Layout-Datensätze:
○ ○ ○ ○ ○
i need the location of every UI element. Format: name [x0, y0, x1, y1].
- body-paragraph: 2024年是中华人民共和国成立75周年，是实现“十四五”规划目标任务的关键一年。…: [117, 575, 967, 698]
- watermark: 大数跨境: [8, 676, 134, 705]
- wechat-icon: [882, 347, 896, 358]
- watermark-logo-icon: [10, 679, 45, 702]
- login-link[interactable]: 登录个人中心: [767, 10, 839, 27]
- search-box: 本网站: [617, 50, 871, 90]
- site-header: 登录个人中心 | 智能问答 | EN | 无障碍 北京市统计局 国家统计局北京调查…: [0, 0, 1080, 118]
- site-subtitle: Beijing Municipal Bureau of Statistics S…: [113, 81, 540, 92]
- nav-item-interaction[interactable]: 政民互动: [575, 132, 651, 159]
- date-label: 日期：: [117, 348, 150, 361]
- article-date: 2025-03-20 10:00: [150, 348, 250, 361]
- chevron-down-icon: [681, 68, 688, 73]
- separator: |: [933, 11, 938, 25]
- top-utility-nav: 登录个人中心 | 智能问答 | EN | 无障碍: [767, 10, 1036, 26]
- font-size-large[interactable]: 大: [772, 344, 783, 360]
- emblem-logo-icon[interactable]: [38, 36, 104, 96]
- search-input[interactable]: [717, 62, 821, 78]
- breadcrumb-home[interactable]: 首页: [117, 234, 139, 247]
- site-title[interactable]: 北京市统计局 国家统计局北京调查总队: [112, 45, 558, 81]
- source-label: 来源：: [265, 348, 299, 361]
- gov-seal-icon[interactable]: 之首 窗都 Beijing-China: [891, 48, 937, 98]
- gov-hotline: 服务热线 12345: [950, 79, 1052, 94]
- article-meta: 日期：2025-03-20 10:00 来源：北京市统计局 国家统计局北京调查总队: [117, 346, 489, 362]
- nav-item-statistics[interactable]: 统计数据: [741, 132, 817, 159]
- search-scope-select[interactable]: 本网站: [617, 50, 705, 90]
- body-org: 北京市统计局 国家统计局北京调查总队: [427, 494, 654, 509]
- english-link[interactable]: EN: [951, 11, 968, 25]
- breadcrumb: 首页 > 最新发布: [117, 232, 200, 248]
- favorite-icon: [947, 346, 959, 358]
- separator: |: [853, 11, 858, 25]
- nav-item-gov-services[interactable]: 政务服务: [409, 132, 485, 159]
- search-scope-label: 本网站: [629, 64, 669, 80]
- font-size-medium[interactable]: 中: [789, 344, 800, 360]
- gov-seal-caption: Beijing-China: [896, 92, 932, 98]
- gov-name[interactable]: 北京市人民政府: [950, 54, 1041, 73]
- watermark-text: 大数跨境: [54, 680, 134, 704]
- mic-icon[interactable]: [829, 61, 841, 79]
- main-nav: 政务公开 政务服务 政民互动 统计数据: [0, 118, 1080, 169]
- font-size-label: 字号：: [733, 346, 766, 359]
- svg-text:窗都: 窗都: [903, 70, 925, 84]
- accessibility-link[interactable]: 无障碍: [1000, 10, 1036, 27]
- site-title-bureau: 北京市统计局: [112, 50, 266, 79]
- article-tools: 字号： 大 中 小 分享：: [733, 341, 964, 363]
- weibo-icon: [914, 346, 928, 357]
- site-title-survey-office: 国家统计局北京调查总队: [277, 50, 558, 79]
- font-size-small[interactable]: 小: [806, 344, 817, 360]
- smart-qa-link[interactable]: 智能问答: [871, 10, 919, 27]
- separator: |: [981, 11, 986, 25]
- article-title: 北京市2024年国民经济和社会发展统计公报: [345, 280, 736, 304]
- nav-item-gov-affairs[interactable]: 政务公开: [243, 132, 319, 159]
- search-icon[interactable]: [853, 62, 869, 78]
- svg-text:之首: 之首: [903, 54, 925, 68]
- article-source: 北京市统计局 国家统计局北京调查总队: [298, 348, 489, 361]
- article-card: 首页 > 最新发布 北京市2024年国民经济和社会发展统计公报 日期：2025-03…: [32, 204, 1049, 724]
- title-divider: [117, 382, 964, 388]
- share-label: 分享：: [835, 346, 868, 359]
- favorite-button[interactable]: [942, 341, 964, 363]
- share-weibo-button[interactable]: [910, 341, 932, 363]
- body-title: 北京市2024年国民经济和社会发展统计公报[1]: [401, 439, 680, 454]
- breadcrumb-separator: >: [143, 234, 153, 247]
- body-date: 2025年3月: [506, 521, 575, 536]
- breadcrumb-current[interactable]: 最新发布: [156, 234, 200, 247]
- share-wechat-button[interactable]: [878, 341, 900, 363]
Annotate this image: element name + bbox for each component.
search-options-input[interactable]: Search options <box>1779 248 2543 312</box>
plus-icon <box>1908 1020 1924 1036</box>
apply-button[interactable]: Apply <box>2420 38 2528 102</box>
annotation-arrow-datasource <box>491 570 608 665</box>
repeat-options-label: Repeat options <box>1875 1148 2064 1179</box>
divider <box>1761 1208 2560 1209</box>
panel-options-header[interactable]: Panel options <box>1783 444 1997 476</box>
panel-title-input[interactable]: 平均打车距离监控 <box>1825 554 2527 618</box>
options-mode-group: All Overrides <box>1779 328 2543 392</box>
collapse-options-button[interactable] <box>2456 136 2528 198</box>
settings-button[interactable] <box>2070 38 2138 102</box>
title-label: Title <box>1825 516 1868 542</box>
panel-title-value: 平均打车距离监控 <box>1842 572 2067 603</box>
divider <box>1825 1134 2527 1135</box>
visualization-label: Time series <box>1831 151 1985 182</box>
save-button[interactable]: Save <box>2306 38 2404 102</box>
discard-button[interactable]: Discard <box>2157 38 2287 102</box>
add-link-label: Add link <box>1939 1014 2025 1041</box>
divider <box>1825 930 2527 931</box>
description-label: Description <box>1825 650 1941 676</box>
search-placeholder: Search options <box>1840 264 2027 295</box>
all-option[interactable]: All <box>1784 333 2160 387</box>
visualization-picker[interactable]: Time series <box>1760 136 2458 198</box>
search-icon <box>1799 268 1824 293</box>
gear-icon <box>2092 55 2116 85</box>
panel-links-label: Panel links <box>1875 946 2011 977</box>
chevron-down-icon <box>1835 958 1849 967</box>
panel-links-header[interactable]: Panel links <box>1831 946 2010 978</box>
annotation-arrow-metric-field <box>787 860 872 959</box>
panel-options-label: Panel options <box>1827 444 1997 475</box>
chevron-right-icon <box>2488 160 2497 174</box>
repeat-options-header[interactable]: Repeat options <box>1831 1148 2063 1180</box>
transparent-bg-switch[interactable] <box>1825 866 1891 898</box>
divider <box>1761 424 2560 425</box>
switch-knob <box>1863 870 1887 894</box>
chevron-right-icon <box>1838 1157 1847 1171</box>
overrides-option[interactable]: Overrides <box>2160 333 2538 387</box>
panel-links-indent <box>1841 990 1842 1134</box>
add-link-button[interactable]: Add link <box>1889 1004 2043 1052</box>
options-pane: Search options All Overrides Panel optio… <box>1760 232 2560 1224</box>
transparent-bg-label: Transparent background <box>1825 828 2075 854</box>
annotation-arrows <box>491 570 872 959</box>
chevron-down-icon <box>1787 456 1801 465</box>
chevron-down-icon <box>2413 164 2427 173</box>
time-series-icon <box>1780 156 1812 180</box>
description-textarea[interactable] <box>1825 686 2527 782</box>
○ ○ ○ ○ ○
Zitiere bitte wörtlich alles vom Anfang des Materials bis hinunter zur Zeile mit „- article-date: 2025-03-20“, beide Enden eingeschlossen.

#### [ERWARTETE AUSGABE]
i need the location of every UI element. Format: name [x0, y0, x1, y1].
- body-paragraph: 2024年是中华人民共和国成立75周年，是实现“十四五”规划目标任务的关键一年。…: [117, 575, 967, 698]
- watermark: 大数跨境: [8, 676, 134, 705]
- wechat-icon: [882, 347, 896, 358]
- watermark-logo-icon: [10, 679, 45, 702]
- login-link[interactable]: 登录个人中心: [767, 10, 839, 27]
- search-box: 本网站: [617, 50, 871, 90]
- site-header: 登录个人中心 | 智能问答 | EN | 无障碍 北京市统计局 国家统计局北京调查…: [0, 0, 1080, 118]
- site-subtitle: Beijing Municipal Bureau of Statistics S…: [113, 81, 540, 92]
- nav-item-interaction[interactable]: 政民互动: [575, 132, 651, 159]
- date-label: 日期：: [117, 348, 150, 361]
- article-date: 2025-03-20 10:00: [150, 348, 250, 361]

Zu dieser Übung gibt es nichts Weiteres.